_Task to complete_. Work out the number of lines containing "title". Answer with nothing but that number.

_Dataset content_.
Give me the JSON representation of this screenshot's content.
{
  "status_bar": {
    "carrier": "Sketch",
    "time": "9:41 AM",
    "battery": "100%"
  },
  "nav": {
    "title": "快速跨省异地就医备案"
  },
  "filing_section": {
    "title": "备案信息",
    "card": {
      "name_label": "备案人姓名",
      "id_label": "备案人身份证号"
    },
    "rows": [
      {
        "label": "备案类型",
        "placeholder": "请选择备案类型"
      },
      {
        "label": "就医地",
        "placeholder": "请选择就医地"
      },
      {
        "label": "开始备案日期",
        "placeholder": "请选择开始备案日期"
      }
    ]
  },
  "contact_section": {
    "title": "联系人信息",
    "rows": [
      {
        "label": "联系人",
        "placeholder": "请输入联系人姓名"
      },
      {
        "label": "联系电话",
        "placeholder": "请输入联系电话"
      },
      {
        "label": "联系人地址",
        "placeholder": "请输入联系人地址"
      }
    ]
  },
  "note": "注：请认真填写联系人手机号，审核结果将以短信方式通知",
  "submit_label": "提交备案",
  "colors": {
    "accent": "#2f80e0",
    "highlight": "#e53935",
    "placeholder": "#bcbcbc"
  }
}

_Result for this exercise_. 3